— START RECORDS FOR THE EXERCISE —

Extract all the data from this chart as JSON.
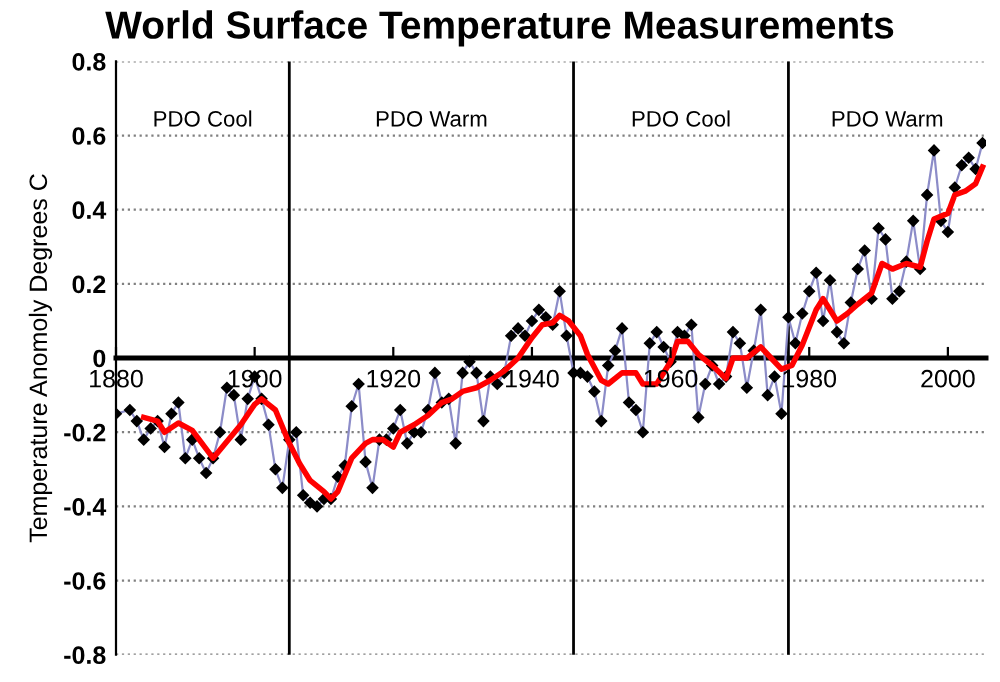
{
  "chart_data": {
    "type": "line",
    "title": "World Surface Temperature Measurements",
    "ylabel": "Temperature Anomoly Degrees C",
    "xlim": [
      1880,
      2005.5
    ],
    "xticks": [
      1880,
      1900,
      1920,
      1940,
      1960,
      1980,
      2000
    ],
    "ylim": [
      -0.8,
      0.8
    ],
    "yticks": [
      -0.8,
      -0.6,
      -0.4,
      -0.2,
      0,
      0.2,
      0.4,
      0.6,
      0.8
    ],
    "grid": "y",
    "legend": false,
    "ref_lines": [
      {
        "axis": "x",
        "value": 1905,
        "color": "#000000"
      },
      {
        "axis": "x",
        "value": 1946,
        "color": "#000000"
      },
      {
        "axis": "x",
        "value": 1977,
        "color": "#000000"
      }
    ],
    "annotations": [
      "PDO Cool",
      "PDO Warm",
      "PDO Cool",
      "PDO Warm"
    ],
    "series": [
      {
        "color": "#8c8cc8",
        "marker": "diamond",
        "x": [
          1880,
          1882,
          1883,
          1884,
          1885,
          1886,
          1887,
          1888,
          1889,
          1890,
          1891,
          1892,
          1893,
          1894,
          1895,
          1896,
          1897,
          1898,
          1899,
          1900,
          1901,
          1902,
          1903,
          1904,
          1905,
          1906,
          1907,
          1908,
          1909,
          1910,
          1911,
          1912,
          1913,
          1914,
          1915,
          1916,
          1917,
          1918,
          1919,
          1920,
          1921,
          1922,
          1923,
          1924,
          1925,
          1926,
          1927,
          1928,
          1929,
          1930,
          1931,
          1932,
          1933,
          1934,
          1935,
          1936,
          1937,
          1938,
          1939,
          1940,
          1941,
          1942,
          1943,
          1944,
          1945,
          1946,
          1947,
          1948,
          1949,
          1950,
          1951,
          1952,
          1953,
          1954,
          1955,
          1956,
          1957,
          1958,
          1959,
          1960,
          1961,
          1962,
          1963,
          1964,
          1965,
          1966,
          1967,
          1968,
          1969,
          1970,
          1971,
          1972,
          1973,
          1974,
          1975,
          1976,
          1977,
          1978,
          1979,
          1980,
          1981,
          1982,
          1983,
          1984,
          1985,
          1986,
          1987,
          1988,
          1989,
          1990,
          1991,
          1992,
          1993,
          1994,
          1995,
          1996,
          1997,
          1998,
          1999,
          2000,
          2001,
          2002,
          2003,
          2004,
          2005
        ],
        "values": [
          -0.15,
          -0.14,
          -0.17,
          -0.22,
          -0.19,
          -0.17,
          -0.24,
          -0.15,
          -0.12,
          -0.27,
          -0.22,
          -0.27,
          -0.31,
          -0.27,
          -0.2,
          -0.08,
          -0.1,
          -0.22,
          -0.11,
          -0.05,
          -0.11,
          -0.18,
          -0.3,
          -0.35,
          -0.22,
          -0.2,
          -0.37,
          -0.39,
          -0.4,
          -0.38,
          -0.38,
          -0.32,
          -0.29,
          -0.13,
          -0.07,
          -0.28,
          -0.35,
          -0.22,
          -0.22,
          -0.19,
          -0.14,
          -0.23,
          -0.2,
          -0.2,
          -0.14,
          -0.04,
          -0.12,
          -0.11,
          -0.23,
          -0.04,
          -0.01,
          -0.04,
          -0.17,
          -0.05,
          -0.07,
          -0.04,
          0.06,
          0.08,
          0.06,
          0.1,
          0.13,
          0.11,
          0.09,
          0.18,
          0.06,
          -0.04,
          -0.04,
          -0.05,
          -0.09,
          -0.17,
          -0.02,
          0.02,
          0.08,
          -0.12,
          -0.14,
          -0.2,
          0.04,
          0.07,
          0.03,
          -0.01,
          0.07,
          0.06,
          0.09,
          -0.16,
          -0.07,
          -0.02,
          -0.07,
          -0.05,
          0.07,
          0.04,
          -0.08,
          0.02,
          0.13,
          -0.1,
          -0.05,
          -0.15,
          0.11,
          0.04,
          0.12,
          0.18,
          0.23,
          0.1,
          0.21,
          0.07,
          0.04,
          0.15,
          0.24,
          0.29,
          0.16,
          0.35,
          0.32,
          0.16,
          0.18,
          0.26,
          0.37,
          0.24,
          0.44,
          0.56,
          0.37,
          0.34,
          0.46,
          0.52,
          0.54,
          0.51,
          0.58
        ]
      },
      {
        "color": "#ff0000",
        "marker": "none",
        "x": [
          1884,
          1886,
          1887,
          1889,
          1891,
          1894,
          1896,
          1898,
          1900,
          1901,
          1903,
          1905,
          1906.5,
          1908,
          1910,
          1911,
          1912,
          1914,
          1916,
          1917,
          1918.5,
          1920,
          1921,
          1923,
          1925,
          1927,
          1928.5,
          1930,
          1932,
          1934,
          1936,
          1938,
          1940,
          1941.5,
          1943,
          1944,
          1945.3,
          1947,
          1948,
          1950,
          1951,
          1953,
          1955,
          1956,
          1958,
          1960,
          1961,
          1962.5,
          1964,
          1966,
          1968,
          1969,
          1971,
          1973,
          1975,
          1976,
          1977.5,
          1979,
          1981,
          1982,
          1984,
          1985.5,
          1987,
          1989,
          1990.5,
          1992,
          1994,
          1996,
          1997,
          1998,
          2000,
          2001,
          2002.5,
          2004,
          2005
        ],
        "values": [
          -0.16,
          -0.17,
          -0.2,
          -0.175,
          -0.195,
          -0.27,
          -0.225,
          -0.18,
          -0.125,
          -0.11,
          -0.14,
          -0.23,
          -0.285,
          -0.33,
          -0.36,
          -0.38,
          -0.36,
          -0.27,
          -0.23,
          -0.22,
          -0.22,
          -0.24,
          -0.2,
          -0.18,
          -0.155,
          -0.12,
          -0.11,
          -0.09,
          -0.08,
          -0.06,
          -0.035,
          0.0,
          0.055,
          0.09,
          0.095,
          0.115,
          0.1,
          0.06,
          0.01,
          -0.06,
          -0.07,
          -0.04,
          -0.04,
          -0.07,
          -0.07,
          -0.01,
          0.045,
          0.045,
          0.01,
          -0.02,
          -0.055,
          0.0,
          0.0,
          0.03,
          -0.01,
          -0.03,
          -0.02,
          0.035,
          0.13,
          0.16,
          0.1,
          0.12,
          0.145,
          0.175,
          0.255,
          0.24,
          0.255,
          0.245,
          0.315,
          0.375,
          0.39,
          0.44,
          0.45,
          0.47,
          0.515
        ]
      }
    ]
  }
}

— END RECORDS FOR THE EXERCISE —

# WHAT NEEDS TO BE DONE
Keep the pictures out and write out the records exactly.

# EXERCISE SOLUTION
Extract all the data from this chart as JSON.
{
  "chart_data": {
    "type": "line",
    "title": "World Surface Temperature Measurements",
    "ylabel": "Temperature Anomoly Degrees C",
    "xlim": [
      1880,
      2005.5
    ],
    "xticks": [
      1880,
      1900,
      1920,
      1940,
      1960,
      1980,
      2000
    ],
    "ylim": [
      -0.8,
      0.8
    ],
    "yticks": [
      -0.8,
      -0.6,
      -0.4,
      -0.2,
      0,
      0.2,
      0.4,
      0.6,
      0.8
    ],
    "grid": "y",
    "legend": false,
    "ref_lines": [
      {
        "axis": "x",
        "value": 1905,
        "color": "#000000"
      },
      {
        "axis": "x",
        "value": 1946,
        "color": "#000000"
      },
      {
        "axis": "x",
        "value": 1977,
        "color": "#000000"
      }
    ],
    "annotations": [
      "PDO Cool",
      "PDO Warm",
      "PDO Cool",
      "PDO Warm"
    ],
    "series": [
      {
        "color": "#8c8cc8",
        "marker": "diamond",
        "x": [
          1880,
          1882,
          1883,
          1884,
          1885,
          1886,
          1887,
          1888,
          1889,
          1890,
          1891,
          1892,
          1893,
          1894,
          1895,
          1896,
          1897,
          1898,
          1899,
          1900,
          1901,
          1902,
          1903,
          1904,
          1905,
          1906,
          1907,
          1908,
          1909,
          1910,
          1911,
          1912,
          1913,
          1914,
          1915,
          1916,
          1917,
          1918,
          1919,
          1920,
          1921,
          1922,
          1923,
          1924,
          1925,
          1926,
          1927,
          1928,
          1929,
          1930,
          1931,
          1932,
          1933,
          1934,
          1935,
          1936,
          1937,
          1938,
          1939,
          1940,
          1941,
          1942,
          1943,
          1944,
          1945,
          1946,
          1947,
          1948,
          1949,
          1950,
          1951,
          1952,
          1953,
          1954,
          1955,
          1956,
          1957,
          1958,
          1959,
          1960,
          1961,
          1962,
          1963,
          1964,
          1965,
          1966,
          1967,
          1968,
          1969,
          1970,
          1971,
          1972,
          1973,
          1974,
          1975,
          1976,
          1977,
          1978,
          1979,
          1980,
          1981,
          1982,
          1983,
          1984,
          1985,
          1986,
          1987,
          1988,
          1989,
          1990,
          1991,
          1992,
          1993,
          1994,
          1995,
          1996,
          1997,
          1998,
          1999,
          2000,
          2001,
          2002,
          2003,
          2004,
          2005
        ],
        "values": [
          -0.15,
          -0.14,
          -0.17,
          -0.22,
          -0.19,
          -0.17,
          -0.24,
          -0.15,
          -0.12,
          -0.27,
          -0.22,
          -0.27,
          -0.31,
          -0.27,
          -0.2,
          -0.08,
          -0.1,
          -0.22,
          -0.11,
          -0.05,
          -0.11,
          -0.18,
          -0.3,
          -0.35,
          -0.22,
          -0.2,
          -0.37,
          -0.39,
          -0.4,
          -0.38,
          -0.38,
          -0.32,
          -0.29,
          -0.13,
          -0.07,
          -0.28,
          -0.35,
          -0.22,
          -0.22,
          -0.19,
          -0.14,
          -0.23,
          -0.2,
          -0.2,
          -0.14,
          -0.04,
          -0.12,
          -0.11,
          -0.23,
          -0.04,
          -0.01,
          -0.04,
          -0.17,
          -0.05,
          -0.07,
          -0.04,
          0.06,
          0.08,
          0.06,
          0.1,
          0.13,
          0.11,
          0.09,
          0.18,
          0.06,
          -0.04,
          -0.04,
          -0.05,
          -0.09,
          -0.17,
          -0.02,
          0.02,
          0.08,
          -0.12,
          -0.14,
          -0.2,
          0.04,
          0.07,
          0.03,
          -0.01,
          0.07,
          0.06,
          0.09,
          -0.16,
          -0.07,
          -0.02,
          -0.07,
          -0.05,
          0.07,
          0.04,
          -0.08,
          0.02,
          0.13,
          -0.1,
          -0.05,
          -0.15,
          0.11,
          0.04,
          0.12,
          0.18,
          0.23,
          0.1,
          0.21,
          0.07,
          0.04,
          0.15,
          0.24,
          0.29,
          0.16,
          0.35,
          0.32,
          0.16,
          0.18,
          0.26,
          0.37,
          0.24,
          0.44,
          0.56,
          0.37,
          0.34,
          0.46,
          0.52,
          0.54,
          0.51,
          0.58
        ]
      },
      {
        "color": "#ff0000",
        "marker": "none",
        "x": [
          1884,
          1886,
          1887,
          1889,
          1891,
          1894,
          1896,
          1898,
          1900,
          1901,
          1903,
          1905,
          1906.5,
          1908,
          1910,
          1911,
          1912,
          1914,
          1916,
          1917,
          1918.5,
          1920,
          1921,
          1923,
          1925,
          1927,
          1928.5,
          1930,
          1932,
          1934,
          1936,
          1938,
          1940,
          1941.5,
          1943,
          1944,
          1945.3,
          1947,
          1948,
          1950,
          1951,
          1953,
          1955,
          1956,
          1958,
          1960,
          1961,
          1962.5,
          1964,
          1966,
          1968,
          1969,
          1971,
          1973,
          1975,
          1976,
          1977.5,
          1979,
          1981,
          1982,
          1984,
          1985.5,
          1987,
          1989,
          1990.5,
          1992,
          1994,
          1996,
          1997,
          1998,
          2000,
          2001,
          2002.5,
          2004,
          2005
        ],
        "values": [
          -0.16,
          -0.17,
          -0.2,
          -0.175,
          -0.195,
          -0.27,
          -0.225,
          -0.18,
          -0.125,
          -0.11,
          -0.14,
          -0.23,
          -0.285,
          -0.33,
          -0.36,
          -0.38,
          -0.36,
          -0.27,
          -0.23,
          -0.22,
          -0.22,
          -0.24,
          -0.2,
          -0.18,
          -0.155,
          -0.12,
          -0.11,
          -0.09,
          -0.08,
          -0.06,
          -0.035,
          0.0,
          0.055,
          0.09,
          0.095,
          0.115,
          0.1,
          0.06,
          0.01,
          -0.06,
          -0.07,
          -0.04,
          -0.04,
          -0.07,
          -0.07,
          -0.01,
          0.045,
          0.045,
          0.01,
          -0.02,
          -0.055,
          0.0,
          0.0,
          0.03,
          -0.01,
          -0.03,
          -0.02,
          0.035,
          0.13,
          0.16,
          0.1,
          0.12,
          0.145,
          0.175,
          0.255,
          0.24,
          0.255,
          0.245,
          0.315,
          0.375,
          0.39,
          0.44,
          0.45,
          0.47,
          0.515
        ]
      }
    ]
  }
}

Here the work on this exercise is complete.